WRITTEN REQUEST.
It is required that all of the data be written out exactly.

Raw records:
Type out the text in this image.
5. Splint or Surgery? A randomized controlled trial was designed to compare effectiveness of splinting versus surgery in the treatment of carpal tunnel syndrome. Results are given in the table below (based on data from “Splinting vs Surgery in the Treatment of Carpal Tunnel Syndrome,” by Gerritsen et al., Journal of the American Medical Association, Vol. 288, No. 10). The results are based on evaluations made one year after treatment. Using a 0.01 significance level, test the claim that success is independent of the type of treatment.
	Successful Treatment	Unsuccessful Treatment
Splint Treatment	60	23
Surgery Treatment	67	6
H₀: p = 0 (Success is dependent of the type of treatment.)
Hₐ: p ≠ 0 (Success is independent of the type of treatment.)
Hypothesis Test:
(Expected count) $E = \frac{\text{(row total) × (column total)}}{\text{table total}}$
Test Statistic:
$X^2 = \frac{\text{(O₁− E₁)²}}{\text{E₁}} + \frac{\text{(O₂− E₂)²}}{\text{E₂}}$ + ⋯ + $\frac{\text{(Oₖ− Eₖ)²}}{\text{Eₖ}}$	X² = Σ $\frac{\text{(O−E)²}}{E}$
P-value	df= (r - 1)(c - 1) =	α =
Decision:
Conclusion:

ANSWER TO THE PROBLEM.
Type out the text in this image.
5. Splint or Surgery? A randomized controlled trial was designed to compare effectiveness of splinting versus surgery in the treatment of carpal tunnel syndrome. Results are given in the table below (based on data from “Splinting vs Surgery in the Treatment of Carpal Tunnel Syndrome,” by Gerritsen et al., Journal of the American Medical Association, Vol. 288, No. 10). The results are based on evaluations made one year after treatment. Using a 0.01 significance level, test the claim that success is independent of the type of treatment.
	Successful Treatment	Unsuccessful Treatment
Splint Treatment	60	23
Surgery Treatment	67	6
H₀: p = 0 (Success is dependent of the type of treatment.)
Hₐ: p ≠ 0 (Success is independent of the type of treatment.)
Hypothesis Test:
(Expected count) $E = \frac{\text{(row total) × (column total)}}{\text{table total}}$
Test Statistic:
$X^2 = \frac{\text{(O₁− E₁)²}}{\text{E₁}} + \frac{\text{(O₂− E₂)²}}{\text{E₂}}$ + ⋯ + $\frac{\text{(Oₖ− Eₖ)²}}{\text{Eₖ}}$	X² = Σ $\frac{\text{(O−E)²}}{E}$
P-value	df= (r - 1)(c - 1) =	α =
Decision:
Conclusion:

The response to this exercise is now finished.